2. Artikel 119bis van de Nieuwe Gemeentewet , alsook de wet van 24 juni 2013 betreffende de gemeentelijke administratieve sancties – die in werking zal treden op 1 januari 2014 – bepaalt uitdrukkelijk op welke wijze beroep kan aangetekend worden tegen een opgelegde gemeentelijke administratieve sanctie. Het verzoekschrift waarmee beroep aangetekend wordt, is slechts onderworpen aan een beperkt aantal formaliteiten zodat dit geen onoverkomelijk probleem kan vormen voor een burger om indien gewenst, beroep aan te tekenen.  

3. Ik kan u verzekeren dat die de kosten voor rechtsbijstand niet zelf zouden kunnen dragen, kunnen beroep doen op het bestaande systeem van juridische tweedelijnsbijstand. Op die wijze houdt het huidige systeem rekening met de on- of minder vermogende burgers die beroep zouden willen aantekenen tegen een gemeentelijke administratieve sanctie. 

4. Een burgerlijke partijstelling is actueel mogelijk in het strafrecht, zonder dat een sanctionerend ambtenaar kan oordelen over de burgerlijke belangen. Dit verhindert evenwel niet dat er in het kader van de bemiddelingsprocedure, kan gepoogd worden om een regeling te treffen met betrekking tot de door de slachtoffers geleden schade en dat ontneemt de benadeelde partij in geen geval de rechten die hem wettelijk in burgerzaken werden toegekend.

• **Opdracht**:
Beantwoord op basis van de tekst over gemeentelijke administratieve sancties:
(a) Op welke datum treedt de wet van 24 juni 2013 in werking?
(b) In het kader van welke procedure kan gepoogd worden een regeling te treffen over de door de slachtoffers geleden schade?
(c) Waarover kan een sanctionerend ambtenaar niet oordelen?

• **Vastgelegde gegevens**:
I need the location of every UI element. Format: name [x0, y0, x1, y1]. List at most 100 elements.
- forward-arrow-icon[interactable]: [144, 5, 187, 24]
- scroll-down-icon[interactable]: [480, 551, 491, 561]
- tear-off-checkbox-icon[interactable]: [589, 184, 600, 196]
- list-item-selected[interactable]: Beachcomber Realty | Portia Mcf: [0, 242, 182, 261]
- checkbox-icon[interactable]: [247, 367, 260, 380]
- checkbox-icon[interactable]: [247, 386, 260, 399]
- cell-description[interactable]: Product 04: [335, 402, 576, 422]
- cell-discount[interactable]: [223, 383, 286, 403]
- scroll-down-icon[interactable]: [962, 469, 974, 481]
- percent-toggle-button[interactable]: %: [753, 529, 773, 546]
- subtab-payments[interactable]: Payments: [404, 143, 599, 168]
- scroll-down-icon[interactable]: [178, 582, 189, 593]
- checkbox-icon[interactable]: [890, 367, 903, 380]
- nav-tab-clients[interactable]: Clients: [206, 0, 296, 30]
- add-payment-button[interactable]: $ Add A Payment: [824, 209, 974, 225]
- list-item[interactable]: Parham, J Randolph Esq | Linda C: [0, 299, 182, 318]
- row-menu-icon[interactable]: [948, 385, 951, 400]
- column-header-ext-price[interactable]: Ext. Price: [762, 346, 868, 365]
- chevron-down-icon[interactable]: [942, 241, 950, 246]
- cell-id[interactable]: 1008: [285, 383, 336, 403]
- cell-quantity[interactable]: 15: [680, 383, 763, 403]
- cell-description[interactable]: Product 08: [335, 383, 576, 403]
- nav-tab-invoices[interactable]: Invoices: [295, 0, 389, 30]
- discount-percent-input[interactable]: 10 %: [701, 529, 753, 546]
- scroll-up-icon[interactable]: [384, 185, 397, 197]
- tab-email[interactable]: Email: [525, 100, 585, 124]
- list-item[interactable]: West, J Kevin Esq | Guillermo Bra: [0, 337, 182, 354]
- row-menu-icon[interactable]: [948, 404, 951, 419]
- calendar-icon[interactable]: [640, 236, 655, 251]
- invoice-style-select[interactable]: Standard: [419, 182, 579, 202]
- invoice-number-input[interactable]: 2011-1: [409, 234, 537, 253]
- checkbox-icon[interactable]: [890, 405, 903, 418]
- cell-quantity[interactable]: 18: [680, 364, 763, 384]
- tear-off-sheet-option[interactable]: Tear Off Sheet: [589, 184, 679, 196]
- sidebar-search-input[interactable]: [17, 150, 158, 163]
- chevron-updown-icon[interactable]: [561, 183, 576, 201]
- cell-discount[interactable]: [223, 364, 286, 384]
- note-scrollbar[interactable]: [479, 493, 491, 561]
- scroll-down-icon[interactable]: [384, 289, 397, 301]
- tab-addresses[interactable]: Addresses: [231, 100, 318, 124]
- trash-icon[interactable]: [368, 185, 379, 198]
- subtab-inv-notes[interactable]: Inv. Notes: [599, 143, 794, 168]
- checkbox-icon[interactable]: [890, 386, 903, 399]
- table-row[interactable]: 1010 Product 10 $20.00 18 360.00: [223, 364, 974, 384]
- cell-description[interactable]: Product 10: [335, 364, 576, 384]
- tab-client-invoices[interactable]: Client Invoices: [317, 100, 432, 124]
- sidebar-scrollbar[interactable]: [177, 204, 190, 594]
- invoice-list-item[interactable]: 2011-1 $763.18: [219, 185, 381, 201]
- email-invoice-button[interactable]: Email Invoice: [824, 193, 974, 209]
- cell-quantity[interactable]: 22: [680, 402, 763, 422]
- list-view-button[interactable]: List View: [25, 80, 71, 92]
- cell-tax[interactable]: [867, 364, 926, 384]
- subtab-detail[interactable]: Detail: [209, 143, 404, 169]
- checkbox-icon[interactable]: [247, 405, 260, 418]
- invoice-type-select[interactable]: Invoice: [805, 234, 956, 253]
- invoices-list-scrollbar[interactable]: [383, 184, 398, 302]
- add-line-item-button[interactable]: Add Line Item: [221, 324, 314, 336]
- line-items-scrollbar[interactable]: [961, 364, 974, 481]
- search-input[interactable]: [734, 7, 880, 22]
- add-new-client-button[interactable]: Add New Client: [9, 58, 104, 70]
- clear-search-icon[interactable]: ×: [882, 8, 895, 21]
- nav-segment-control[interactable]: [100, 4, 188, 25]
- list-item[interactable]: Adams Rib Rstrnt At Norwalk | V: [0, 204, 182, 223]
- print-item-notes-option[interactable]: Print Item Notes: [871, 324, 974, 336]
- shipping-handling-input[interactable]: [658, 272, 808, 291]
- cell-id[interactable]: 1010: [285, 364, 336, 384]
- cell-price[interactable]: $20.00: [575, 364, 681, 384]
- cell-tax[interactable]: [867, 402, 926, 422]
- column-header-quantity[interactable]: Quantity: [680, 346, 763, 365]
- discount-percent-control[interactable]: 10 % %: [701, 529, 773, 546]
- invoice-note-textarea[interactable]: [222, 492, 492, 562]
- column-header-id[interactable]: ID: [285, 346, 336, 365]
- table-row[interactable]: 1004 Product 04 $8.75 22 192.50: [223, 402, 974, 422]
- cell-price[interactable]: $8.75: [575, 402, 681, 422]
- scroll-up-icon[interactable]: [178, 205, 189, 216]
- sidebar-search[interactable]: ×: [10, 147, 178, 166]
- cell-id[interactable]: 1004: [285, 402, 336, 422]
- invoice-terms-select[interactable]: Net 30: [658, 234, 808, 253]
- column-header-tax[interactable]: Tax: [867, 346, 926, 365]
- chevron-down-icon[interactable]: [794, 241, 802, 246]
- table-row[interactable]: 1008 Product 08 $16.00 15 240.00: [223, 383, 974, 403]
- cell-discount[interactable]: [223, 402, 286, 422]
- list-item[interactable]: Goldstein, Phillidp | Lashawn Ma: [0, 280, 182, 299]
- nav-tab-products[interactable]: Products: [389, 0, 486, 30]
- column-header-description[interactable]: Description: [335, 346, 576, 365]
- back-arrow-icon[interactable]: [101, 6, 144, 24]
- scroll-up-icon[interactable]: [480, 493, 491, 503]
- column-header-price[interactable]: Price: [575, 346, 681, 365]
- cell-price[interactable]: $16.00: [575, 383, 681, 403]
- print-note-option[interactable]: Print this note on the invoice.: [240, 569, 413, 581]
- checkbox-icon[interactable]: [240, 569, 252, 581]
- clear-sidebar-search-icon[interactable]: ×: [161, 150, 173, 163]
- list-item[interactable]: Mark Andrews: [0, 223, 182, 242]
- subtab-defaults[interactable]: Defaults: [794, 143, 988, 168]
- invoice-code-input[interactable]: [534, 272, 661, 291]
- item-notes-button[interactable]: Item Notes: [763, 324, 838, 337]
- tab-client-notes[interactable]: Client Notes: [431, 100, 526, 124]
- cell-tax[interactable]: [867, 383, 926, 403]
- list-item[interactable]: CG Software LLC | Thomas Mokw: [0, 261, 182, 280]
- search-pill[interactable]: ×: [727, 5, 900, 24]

• **Antwoord**:
(a) Op 1 januari 2014.
(b) De bemiddelingsprocedure.
(c) Over de burgerlijke belangen.